- _PROVIDED DATA_:

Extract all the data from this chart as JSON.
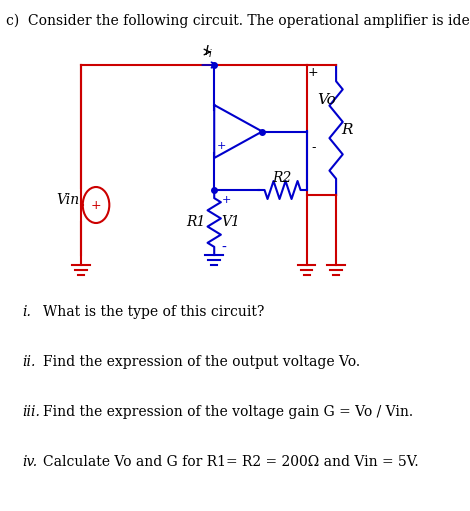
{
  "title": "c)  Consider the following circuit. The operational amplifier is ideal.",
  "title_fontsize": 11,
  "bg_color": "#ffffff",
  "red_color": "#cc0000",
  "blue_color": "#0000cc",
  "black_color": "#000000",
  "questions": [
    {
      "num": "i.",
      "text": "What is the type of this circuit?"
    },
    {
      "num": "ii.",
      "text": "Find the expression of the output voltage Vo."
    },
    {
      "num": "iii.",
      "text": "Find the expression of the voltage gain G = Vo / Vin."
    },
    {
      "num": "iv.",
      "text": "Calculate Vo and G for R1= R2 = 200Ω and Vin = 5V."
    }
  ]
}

- _TASK STATEMENT_: Filter the records, keeping only lines that contain "this", and show those lines.

- _RESPONSE TO THE EXERCISE_:
Extract all the data from this chart as JSON.
      "text": "What is the type of this circuit?"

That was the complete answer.